• _Aim of the task_
Copy out all the data, word for word.

+--

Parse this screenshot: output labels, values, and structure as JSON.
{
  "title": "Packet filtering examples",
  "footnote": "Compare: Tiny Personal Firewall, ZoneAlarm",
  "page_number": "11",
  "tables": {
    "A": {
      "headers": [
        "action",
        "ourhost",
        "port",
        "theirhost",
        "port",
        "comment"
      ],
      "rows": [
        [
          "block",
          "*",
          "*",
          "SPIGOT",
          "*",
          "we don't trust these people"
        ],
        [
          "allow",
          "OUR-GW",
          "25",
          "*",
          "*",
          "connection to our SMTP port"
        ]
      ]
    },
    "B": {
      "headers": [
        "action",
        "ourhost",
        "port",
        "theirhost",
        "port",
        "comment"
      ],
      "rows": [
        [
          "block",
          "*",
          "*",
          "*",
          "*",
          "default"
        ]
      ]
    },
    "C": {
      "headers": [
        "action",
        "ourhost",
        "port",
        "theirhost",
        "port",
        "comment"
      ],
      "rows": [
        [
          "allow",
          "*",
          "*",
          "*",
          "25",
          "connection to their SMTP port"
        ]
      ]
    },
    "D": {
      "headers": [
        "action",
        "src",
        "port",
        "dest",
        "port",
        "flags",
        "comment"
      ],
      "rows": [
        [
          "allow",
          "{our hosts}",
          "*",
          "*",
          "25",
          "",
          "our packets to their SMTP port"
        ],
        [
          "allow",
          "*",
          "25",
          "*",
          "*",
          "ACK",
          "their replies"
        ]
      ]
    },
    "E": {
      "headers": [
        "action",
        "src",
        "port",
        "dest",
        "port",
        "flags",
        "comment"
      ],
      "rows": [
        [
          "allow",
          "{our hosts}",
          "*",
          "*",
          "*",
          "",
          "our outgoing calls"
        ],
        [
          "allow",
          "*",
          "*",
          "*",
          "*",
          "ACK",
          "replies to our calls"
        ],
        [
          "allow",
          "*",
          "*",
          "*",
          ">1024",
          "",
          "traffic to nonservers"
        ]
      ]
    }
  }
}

+--

• _Answer to this problem_
Parse this screenshot: output labels, values, and structure as JSON.
{
  "title": "Packet filtering examples",
  "footnote": "Compare: Tiny Personal Firewall, ZoneAlarm",
  "page_number": "11",
  "tables": {
    "A": {
      "headers": [
        "action",
        "ourhost",
        "port",
        "theirhost",
        "port",
        "comment"
      ],
      "rows": [
        [
          "block",
          "*",
          "*",
          "SPIGOT",
          "*",
          "we don't trust these people"
        ],
        [
          "allow",
          "OUR-GW",
          "25",
          "*",
          "*",
          "connection to our SMTP port"
        ]
      ]
    },
    "B": {
      "headers": [
        "action",
        "ourhost",
        "port",
        "theirhost",
        "port",
        "comment"
      ],
      "rows": [
        [
          "block",
          "*",
          "*",
          "*",
          "*",
          "default"
        ]
      ]
    },
    "C": {
      "headers": [
        "action",
        "ourhost",
        "port",
        "theirhost",
        "port",
        "comment"
      ],
      "rows": [
        [
          "allow",
          "*",
          "*",
          "*",
          "25",
          "connection to their SMTP port"
        ]
      ]
    },
    "D": {
      "headers": [
        "action",
        "src",
        "port",
        "dest",
        "port",
        "flags",
        "comment"
      ],
      "rows": [
        [
          "allow",
          "{our hosts}",
          "*",
          "*",
          "25",
          "",
          "our packets to their SMTP port"
        ],
        [
          "allow",
          "*",
          "25",
          "*",
          "*",
          "ACK",
          "their replies"
        ]
      ]
    },
    "E": {
      "headers": [
        "action",
        "src",
        "port",
        "dest",
        "port",
        "flags",
        "comment"
      ],
      "rows": [
        [
          "allow",
          "{our hosts}",
          "*",
          "*",
          "*",
          "",
          "our outgoing calls"
        ],
        [
          "allow",
          "*",
          "*",
          "*",
          "*",
          "ACK",
          "replies to our calls"
        ],
        [
          "allow",
          "*",
          "*",
          "*",
          ">1024",
          "",
          "traffic to nonservers"
        ]
      ]
    }
  }
}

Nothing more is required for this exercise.